ACTIONS TO TAKE
1. In the forum thread about removing a bedroom window, why did Pianolady take out one of the two windows in the master bedroom?
2. Pick up the forum thread about removing a bedroom window after its final post.

DOCUMENT EXTRACT
****************

# window, or not ?



## Fix'n it (Mar 12, 2012)

i am rehabing a bedroom. it has 2 windows in it. one window in on the enclosed porch wall. i am replacing all the windows. i am wondering if i should replace this window, a different design window/s. or eliminate the window ?


----------



## joecaption (Nov 30, 2011)

Without any pictures or at least a drawing were going to have to guess and ask questions.

If this is an enclosed covered porch there can not be much natural light coming it, not much of a view except for the people looking in, so why not get rid of it. That would give you more avalible wall space for pictures, another dresser ect.


----------



## Pianolady (Jun 28, 2012)

We have a small master bedroom and took one of the two windows out because you couldn't even find a place to put a headboard without it going across a window. We had to fix the exterior siding & it was still worth it to us. I'd take it out as long as it wasn't going to look ridiculous from the outside.

****************

INFORMATION GIVEN
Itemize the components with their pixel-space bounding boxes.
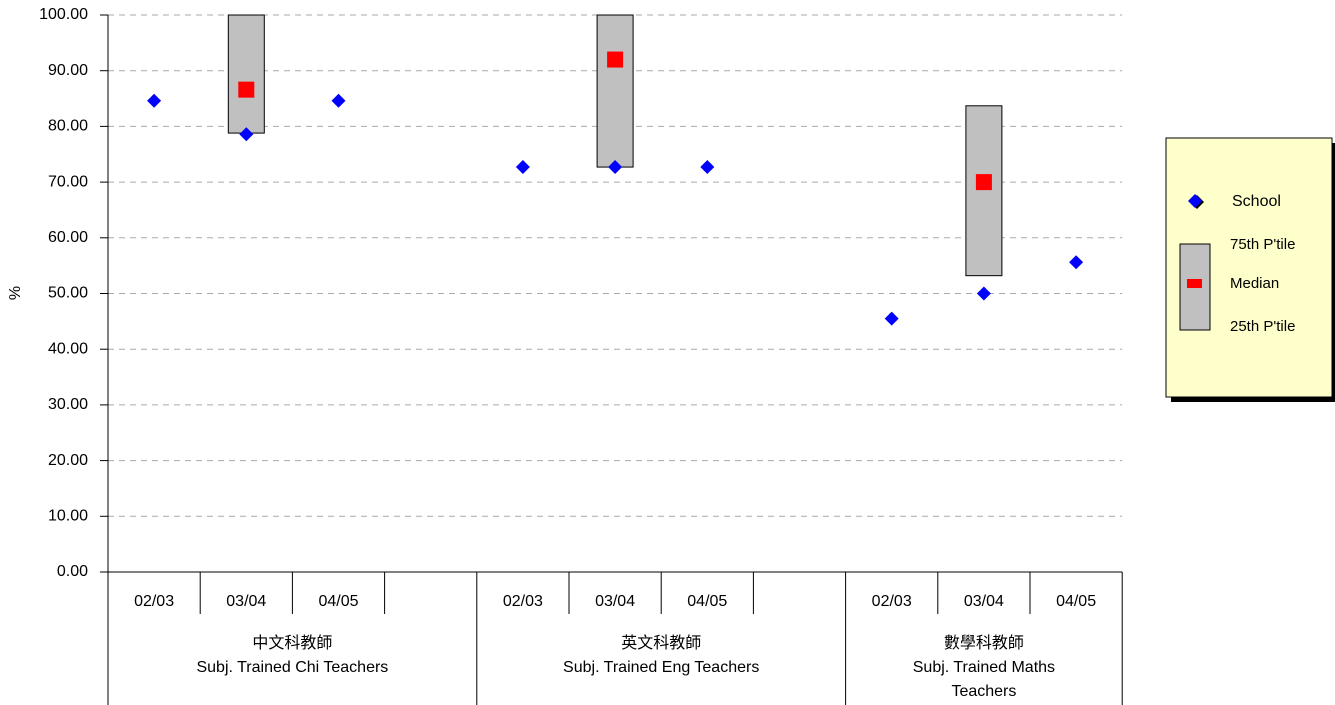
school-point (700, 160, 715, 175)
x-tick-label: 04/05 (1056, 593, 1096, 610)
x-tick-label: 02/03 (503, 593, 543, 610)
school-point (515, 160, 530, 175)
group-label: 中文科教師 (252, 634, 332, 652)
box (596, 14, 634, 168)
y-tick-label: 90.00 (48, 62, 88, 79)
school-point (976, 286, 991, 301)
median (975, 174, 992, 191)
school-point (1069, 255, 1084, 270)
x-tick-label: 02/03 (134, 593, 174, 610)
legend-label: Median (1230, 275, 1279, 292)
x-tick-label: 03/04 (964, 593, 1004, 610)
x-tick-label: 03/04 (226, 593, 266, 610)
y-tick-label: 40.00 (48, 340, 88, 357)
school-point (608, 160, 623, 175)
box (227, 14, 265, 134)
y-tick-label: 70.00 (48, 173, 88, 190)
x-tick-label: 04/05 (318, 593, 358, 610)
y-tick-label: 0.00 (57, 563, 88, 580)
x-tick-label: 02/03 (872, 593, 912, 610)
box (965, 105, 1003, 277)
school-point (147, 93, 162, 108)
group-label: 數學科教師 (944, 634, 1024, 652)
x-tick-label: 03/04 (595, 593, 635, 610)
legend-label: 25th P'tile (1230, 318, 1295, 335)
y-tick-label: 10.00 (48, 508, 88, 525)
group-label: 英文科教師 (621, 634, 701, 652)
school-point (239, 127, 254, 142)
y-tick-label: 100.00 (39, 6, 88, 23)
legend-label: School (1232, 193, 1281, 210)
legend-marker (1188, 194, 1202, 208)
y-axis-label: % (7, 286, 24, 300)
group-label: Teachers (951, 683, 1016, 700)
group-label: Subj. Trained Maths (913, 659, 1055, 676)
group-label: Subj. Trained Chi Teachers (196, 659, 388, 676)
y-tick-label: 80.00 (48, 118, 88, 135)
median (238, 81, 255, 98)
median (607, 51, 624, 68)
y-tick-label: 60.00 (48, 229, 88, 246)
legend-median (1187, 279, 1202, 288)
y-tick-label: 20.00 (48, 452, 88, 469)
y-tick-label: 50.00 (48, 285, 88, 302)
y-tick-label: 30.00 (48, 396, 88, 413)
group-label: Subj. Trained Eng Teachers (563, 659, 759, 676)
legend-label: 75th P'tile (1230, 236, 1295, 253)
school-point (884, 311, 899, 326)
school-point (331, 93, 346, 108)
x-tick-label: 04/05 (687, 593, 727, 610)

****************

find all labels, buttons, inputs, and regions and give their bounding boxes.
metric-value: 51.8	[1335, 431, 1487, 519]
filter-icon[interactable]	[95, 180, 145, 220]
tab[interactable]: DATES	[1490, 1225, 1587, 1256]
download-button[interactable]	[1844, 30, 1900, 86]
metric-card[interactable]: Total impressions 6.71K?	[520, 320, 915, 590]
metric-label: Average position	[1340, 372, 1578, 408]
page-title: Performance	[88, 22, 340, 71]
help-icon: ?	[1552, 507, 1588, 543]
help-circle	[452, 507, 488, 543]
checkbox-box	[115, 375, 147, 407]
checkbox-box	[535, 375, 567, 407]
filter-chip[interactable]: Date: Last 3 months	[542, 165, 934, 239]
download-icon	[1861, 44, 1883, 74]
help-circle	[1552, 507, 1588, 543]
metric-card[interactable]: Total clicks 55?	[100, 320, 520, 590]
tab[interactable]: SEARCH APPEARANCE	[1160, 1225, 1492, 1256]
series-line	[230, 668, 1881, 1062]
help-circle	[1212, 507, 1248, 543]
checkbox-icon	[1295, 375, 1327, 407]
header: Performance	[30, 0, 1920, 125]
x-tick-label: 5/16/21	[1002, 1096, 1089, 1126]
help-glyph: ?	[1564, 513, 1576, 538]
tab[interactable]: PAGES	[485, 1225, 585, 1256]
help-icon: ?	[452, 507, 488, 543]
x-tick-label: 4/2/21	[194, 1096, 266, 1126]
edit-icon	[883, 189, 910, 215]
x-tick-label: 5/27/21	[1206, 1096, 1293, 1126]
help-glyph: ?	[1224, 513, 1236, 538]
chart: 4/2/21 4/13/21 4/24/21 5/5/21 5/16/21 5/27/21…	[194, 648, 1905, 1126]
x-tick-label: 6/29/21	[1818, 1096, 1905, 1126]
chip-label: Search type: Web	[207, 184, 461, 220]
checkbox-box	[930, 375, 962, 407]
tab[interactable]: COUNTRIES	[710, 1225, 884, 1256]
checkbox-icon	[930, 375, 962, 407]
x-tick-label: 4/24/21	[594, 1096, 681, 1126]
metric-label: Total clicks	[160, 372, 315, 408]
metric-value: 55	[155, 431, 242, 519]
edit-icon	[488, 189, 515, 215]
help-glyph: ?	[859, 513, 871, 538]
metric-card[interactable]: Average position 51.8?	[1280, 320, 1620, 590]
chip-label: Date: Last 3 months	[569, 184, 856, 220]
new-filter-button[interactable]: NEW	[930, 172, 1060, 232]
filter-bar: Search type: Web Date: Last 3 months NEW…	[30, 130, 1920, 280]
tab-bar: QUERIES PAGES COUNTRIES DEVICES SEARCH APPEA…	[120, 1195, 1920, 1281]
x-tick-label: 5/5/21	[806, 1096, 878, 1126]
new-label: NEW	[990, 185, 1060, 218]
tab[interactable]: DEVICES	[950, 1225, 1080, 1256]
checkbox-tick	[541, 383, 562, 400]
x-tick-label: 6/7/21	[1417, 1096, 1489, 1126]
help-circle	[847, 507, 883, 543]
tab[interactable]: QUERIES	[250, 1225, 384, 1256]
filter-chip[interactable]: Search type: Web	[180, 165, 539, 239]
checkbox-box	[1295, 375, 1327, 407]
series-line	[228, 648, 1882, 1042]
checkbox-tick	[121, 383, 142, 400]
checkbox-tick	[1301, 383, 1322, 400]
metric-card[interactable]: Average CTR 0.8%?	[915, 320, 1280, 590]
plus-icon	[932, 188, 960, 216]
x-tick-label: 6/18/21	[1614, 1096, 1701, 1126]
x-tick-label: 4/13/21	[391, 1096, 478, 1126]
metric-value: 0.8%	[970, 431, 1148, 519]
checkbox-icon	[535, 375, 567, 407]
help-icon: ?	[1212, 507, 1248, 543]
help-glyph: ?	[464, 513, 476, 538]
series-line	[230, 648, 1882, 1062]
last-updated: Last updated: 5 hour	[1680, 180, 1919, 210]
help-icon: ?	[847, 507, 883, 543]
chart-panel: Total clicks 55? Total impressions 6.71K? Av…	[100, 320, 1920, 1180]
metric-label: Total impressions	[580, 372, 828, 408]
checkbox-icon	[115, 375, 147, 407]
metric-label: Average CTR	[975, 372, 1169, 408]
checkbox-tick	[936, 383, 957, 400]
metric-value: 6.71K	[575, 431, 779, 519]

****************

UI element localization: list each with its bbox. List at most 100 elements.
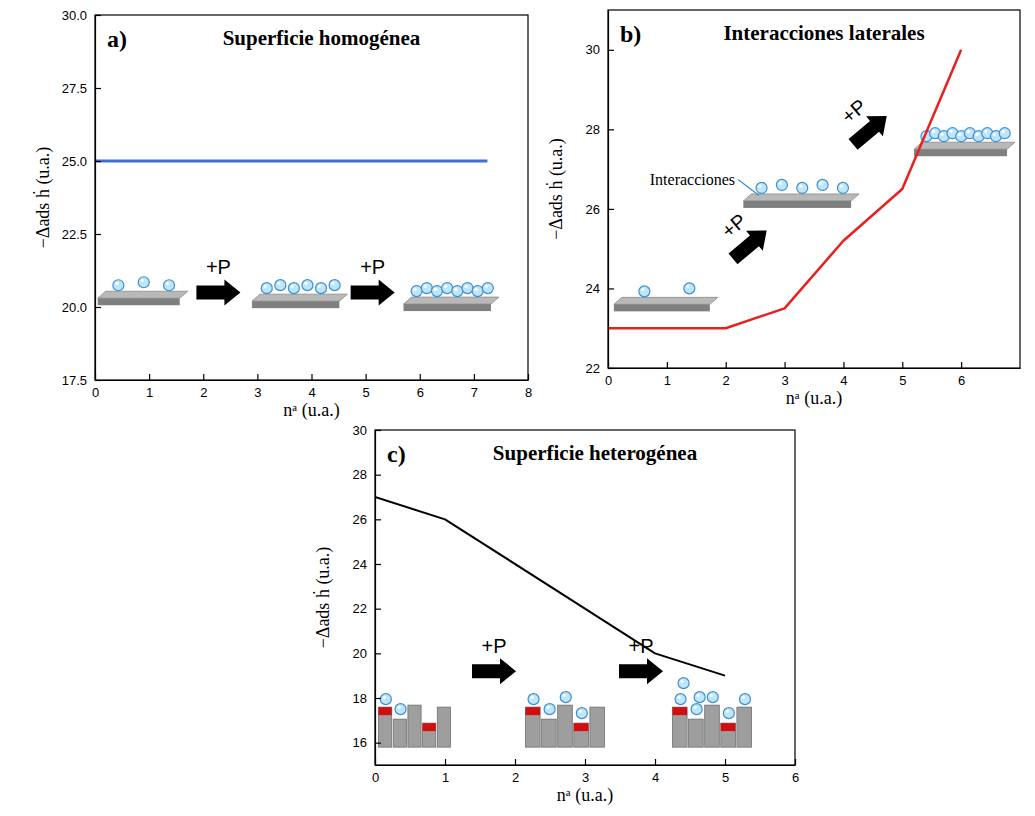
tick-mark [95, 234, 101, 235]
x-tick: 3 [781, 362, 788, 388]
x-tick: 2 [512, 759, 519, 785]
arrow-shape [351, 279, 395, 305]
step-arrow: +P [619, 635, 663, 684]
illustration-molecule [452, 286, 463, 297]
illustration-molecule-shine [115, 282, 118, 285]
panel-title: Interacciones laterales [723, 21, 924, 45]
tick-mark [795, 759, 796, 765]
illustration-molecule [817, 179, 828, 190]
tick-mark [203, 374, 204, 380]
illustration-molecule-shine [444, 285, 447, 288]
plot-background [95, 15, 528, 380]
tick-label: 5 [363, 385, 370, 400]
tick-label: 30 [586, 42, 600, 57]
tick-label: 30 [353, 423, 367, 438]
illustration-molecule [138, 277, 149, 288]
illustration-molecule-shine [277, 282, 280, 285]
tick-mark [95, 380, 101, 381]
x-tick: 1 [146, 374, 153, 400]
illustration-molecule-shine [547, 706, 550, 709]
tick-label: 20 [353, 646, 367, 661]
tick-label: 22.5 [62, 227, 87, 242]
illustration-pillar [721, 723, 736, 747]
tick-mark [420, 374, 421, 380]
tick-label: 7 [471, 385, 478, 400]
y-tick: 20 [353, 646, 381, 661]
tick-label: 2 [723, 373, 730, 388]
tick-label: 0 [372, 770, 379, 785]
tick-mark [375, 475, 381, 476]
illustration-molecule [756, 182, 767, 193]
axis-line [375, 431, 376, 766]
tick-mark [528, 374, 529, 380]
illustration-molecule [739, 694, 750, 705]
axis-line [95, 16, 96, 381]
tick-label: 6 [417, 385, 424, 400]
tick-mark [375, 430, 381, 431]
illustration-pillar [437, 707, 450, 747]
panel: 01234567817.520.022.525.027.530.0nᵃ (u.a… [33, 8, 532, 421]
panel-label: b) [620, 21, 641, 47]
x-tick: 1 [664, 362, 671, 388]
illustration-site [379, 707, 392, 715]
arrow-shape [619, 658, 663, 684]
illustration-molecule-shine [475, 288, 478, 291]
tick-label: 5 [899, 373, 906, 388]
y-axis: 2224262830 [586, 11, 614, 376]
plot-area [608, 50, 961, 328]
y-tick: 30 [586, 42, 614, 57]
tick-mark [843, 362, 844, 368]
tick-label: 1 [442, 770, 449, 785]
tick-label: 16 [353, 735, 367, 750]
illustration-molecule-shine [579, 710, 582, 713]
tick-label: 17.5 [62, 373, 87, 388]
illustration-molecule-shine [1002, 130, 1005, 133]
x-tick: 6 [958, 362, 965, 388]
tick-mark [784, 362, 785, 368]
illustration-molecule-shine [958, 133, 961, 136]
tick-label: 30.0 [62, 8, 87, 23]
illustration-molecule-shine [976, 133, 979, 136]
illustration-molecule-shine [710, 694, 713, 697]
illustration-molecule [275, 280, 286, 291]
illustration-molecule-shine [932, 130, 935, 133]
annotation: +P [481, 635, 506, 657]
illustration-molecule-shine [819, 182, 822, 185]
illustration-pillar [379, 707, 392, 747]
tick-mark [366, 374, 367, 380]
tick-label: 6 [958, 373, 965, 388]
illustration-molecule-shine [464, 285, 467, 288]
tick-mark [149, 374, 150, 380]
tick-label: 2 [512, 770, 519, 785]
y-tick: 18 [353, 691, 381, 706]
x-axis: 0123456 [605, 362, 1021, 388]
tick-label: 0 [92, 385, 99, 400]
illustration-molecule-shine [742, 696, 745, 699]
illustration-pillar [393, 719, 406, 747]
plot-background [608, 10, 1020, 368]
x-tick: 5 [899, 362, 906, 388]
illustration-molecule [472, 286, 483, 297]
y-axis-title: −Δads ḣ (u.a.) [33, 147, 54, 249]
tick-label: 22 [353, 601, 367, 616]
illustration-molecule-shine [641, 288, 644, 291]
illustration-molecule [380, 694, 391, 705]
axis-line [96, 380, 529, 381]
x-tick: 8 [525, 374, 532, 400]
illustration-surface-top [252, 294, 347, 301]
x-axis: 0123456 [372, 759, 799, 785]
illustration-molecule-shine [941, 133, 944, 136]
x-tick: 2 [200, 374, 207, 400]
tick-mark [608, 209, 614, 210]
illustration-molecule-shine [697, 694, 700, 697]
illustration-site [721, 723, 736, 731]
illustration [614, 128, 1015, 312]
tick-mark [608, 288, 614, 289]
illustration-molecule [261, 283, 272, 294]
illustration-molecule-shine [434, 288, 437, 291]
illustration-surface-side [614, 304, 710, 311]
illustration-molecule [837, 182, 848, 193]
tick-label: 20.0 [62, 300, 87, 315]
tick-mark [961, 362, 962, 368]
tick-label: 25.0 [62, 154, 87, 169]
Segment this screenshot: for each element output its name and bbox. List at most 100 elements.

****************

ANSWER SET
1. No headboard could be placed without going across a window.

2.
----------



## Fix'n it (Mar 12, 2012)

i didn't take any before pics. the room is demoed now. 

yeah, enclosed porch, not much of a view. but there is a locked door, so nobody could just look in. 

one issue i may have, is how it may look from the outside. 


this is one of those things, that either way it would be ok. i just don't know which way to go.


----------



## joecaption (Nov 30, 2011)

What type siding is on the outside wall?


----------



## Fix'n it (Mar 12, 2012)

let me get some pics
brb


----------



## Fix'n it (Mar 12, 2012)

welp. have to wait on the pics. batteries went dead.


----------



## Fix'n it (Mar 12, 2012)

ok, just found this pic, of that room. i am in the doorway. and said window is "just" out of frame on the left side.


----------



## Fix'n it (Mar 12, 2012)

another pic from previous owner.


----------



## joecaption (Nov 30, 2011)

The inside is the easy part, it's the outside we needed the info and a picture on.


----------



## Fix'n it (Mar 12, 2012)

yeah, i'm still looking for pics.
here is another PO pic, of the other side of the porch. looks kinda nice, doesn't it.but really, its not that great, needs to be redone. and i plan on finishing out this porch, someday.


----------



## Fix'n it (Mar 12, 2012)

ok, here is the outside pic. not much help, uh. as you can see, this is my 'staging" area.


----------



## joecaption (Nov 30, 2011)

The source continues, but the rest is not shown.